### OBJECTIVE:
Go through the listing and pick out each line with the word "Presupuestos" in it.
───── PROVIDED ENTRIES
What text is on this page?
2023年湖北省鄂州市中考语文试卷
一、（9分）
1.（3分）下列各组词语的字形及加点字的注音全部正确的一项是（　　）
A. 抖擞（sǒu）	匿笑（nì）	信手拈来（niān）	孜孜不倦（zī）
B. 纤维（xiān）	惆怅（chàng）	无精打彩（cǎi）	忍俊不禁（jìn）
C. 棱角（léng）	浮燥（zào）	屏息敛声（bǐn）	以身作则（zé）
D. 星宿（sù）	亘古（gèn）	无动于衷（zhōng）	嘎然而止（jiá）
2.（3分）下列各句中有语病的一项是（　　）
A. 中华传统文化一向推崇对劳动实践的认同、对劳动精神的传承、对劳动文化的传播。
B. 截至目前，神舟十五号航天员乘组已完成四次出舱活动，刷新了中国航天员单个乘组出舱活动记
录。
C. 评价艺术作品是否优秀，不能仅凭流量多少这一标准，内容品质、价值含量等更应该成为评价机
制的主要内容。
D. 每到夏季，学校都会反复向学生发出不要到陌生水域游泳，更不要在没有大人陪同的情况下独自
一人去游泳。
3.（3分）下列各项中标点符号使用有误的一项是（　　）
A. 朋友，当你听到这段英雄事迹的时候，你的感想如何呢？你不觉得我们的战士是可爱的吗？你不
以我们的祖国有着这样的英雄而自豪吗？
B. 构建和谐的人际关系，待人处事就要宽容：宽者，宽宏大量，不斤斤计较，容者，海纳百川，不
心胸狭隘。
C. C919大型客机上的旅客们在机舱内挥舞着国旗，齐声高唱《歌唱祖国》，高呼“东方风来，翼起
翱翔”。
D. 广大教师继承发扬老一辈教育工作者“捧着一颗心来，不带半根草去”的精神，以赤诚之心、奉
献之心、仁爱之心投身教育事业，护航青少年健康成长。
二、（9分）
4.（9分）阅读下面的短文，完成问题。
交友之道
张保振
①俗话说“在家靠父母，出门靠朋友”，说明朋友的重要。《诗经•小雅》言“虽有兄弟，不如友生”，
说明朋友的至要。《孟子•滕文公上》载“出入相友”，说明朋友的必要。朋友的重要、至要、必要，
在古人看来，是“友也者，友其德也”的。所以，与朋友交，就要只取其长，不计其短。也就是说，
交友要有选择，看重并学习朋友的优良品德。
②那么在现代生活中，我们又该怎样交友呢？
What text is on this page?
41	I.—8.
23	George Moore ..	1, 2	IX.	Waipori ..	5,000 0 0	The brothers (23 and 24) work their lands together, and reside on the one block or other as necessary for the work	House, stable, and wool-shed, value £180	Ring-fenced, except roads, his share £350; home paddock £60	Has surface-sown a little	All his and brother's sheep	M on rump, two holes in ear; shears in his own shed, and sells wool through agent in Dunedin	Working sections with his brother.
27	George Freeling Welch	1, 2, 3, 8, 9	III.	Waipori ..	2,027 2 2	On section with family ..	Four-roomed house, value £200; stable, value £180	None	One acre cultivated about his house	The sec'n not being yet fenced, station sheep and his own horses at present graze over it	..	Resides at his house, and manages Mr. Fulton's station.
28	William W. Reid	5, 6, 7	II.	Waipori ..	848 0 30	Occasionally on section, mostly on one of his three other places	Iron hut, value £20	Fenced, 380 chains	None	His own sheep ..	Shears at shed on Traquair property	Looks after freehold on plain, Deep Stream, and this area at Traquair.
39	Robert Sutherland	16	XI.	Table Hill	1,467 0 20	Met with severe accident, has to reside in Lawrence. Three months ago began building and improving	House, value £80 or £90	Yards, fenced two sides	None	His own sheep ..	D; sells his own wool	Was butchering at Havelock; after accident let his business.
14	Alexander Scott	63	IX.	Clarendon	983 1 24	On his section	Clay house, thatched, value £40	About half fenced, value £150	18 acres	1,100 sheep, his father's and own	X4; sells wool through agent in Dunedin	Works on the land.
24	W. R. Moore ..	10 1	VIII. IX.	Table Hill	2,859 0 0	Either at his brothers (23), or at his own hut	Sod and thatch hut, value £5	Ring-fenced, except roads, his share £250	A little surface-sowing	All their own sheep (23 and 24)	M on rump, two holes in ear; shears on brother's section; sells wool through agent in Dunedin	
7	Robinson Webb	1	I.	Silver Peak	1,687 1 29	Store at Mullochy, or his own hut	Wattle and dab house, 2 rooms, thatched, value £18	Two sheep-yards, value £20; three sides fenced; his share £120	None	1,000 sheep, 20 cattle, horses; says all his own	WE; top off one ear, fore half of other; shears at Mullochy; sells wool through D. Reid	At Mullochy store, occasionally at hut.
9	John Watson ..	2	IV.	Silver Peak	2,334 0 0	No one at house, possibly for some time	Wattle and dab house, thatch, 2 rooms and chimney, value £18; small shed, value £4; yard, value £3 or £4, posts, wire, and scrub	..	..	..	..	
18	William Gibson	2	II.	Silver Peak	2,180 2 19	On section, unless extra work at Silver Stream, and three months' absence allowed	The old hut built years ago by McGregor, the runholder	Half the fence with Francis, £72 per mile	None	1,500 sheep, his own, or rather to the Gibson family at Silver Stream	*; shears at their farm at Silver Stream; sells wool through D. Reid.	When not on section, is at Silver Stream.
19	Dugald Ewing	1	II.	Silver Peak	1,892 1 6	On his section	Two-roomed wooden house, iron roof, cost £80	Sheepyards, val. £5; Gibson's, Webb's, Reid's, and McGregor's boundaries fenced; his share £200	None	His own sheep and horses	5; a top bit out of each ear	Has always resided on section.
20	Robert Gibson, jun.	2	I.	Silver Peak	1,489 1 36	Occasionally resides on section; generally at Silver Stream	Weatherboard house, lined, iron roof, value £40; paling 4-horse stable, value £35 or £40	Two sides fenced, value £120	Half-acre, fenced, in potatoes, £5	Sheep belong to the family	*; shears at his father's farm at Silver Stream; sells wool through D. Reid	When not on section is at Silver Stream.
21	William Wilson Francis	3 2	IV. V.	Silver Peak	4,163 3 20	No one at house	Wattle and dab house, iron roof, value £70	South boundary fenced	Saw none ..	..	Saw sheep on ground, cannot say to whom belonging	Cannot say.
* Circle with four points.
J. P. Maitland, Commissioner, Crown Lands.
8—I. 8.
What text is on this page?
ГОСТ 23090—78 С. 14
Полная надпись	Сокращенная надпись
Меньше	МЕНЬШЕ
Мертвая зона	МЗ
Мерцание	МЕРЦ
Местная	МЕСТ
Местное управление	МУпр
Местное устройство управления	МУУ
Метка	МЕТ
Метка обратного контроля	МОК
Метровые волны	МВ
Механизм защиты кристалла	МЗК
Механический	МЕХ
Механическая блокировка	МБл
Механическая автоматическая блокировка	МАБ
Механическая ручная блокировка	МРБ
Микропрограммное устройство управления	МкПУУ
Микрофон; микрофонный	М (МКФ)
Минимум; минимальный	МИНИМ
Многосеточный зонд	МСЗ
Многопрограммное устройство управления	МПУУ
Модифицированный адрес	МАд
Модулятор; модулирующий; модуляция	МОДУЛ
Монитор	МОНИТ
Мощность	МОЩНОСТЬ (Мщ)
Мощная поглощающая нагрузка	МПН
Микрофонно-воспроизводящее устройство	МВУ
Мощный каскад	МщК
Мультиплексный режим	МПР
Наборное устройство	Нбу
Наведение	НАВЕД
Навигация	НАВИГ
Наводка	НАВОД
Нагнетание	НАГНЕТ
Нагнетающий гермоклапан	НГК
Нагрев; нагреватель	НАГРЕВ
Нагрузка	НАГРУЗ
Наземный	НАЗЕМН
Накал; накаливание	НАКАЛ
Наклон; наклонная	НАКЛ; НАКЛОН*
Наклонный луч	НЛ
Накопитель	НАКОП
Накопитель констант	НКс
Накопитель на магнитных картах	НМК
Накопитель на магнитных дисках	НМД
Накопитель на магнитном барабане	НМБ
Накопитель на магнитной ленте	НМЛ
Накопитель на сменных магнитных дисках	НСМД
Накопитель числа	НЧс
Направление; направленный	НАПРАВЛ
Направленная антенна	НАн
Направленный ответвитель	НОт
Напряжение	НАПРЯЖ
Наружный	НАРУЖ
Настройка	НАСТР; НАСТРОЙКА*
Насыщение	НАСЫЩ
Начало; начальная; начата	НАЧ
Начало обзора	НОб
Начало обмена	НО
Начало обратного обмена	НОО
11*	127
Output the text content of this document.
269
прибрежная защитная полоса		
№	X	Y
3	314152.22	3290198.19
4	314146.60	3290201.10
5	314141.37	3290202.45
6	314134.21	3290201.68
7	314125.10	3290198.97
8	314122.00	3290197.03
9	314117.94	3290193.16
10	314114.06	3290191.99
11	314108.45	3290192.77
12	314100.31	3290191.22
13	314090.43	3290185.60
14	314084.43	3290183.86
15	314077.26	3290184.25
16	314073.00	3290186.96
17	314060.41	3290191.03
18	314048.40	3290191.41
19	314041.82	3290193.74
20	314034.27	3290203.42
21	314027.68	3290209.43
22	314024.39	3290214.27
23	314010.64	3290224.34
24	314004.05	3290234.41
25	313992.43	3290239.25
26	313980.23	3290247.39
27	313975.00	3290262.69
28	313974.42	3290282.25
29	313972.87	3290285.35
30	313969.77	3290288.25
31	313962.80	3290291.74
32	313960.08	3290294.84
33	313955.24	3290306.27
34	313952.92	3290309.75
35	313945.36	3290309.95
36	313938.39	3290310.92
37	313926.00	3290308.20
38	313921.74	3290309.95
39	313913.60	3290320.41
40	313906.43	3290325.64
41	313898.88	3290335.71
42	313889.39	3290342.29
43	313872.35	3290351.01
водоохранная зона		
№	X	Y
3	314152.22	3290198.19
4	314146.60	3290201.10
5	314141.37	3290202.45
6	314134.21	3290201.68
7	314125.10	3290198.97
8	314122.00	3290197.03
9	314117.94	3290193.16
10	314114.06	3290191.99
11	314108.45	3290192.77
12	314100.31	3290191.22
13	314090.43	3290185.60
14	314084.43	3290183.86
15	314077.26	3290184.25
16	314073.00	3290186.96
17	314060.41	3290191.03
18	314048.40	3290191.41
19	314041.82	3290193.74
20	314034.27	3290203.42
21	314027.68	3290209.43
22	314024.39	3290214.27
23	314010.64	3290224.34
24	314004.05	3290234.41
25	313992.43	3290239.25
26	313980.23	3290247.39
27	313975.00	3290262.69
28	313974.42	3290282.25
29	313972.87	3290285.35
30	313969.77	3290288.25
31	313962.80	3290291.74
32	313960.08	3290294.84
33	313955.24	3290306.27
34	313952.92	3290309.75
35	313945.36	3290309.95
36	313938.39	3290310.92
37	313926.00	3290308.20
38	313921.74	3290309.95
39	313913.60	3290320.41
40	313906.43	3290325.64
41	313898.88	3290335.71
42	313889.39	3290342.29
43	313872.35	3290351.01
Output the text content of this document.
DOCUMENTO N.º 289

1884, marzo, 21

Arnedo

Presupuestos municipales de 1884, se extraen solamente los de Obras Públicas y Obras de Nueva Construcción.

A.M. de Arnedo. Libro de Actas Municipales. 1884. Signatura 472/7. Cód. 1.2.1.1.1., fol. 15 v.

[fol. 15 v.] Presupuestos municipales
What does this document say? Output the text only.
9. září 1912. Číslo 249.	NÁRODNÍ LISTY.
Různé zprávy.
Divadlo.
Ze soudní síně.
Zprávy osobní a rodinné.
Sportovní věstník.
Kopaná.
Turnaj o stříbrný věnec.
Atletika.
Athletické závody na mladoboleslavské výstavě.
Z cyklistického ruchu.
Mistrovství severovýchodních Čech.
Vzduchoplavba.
──────────
### ANSWER TO THIS TASK:
Presupuestos municipales de 1884, se extraen solamente los de Obras Públicas y Obras de Nueva Construcción.
[fol. 15 v.] Presupuestos municipales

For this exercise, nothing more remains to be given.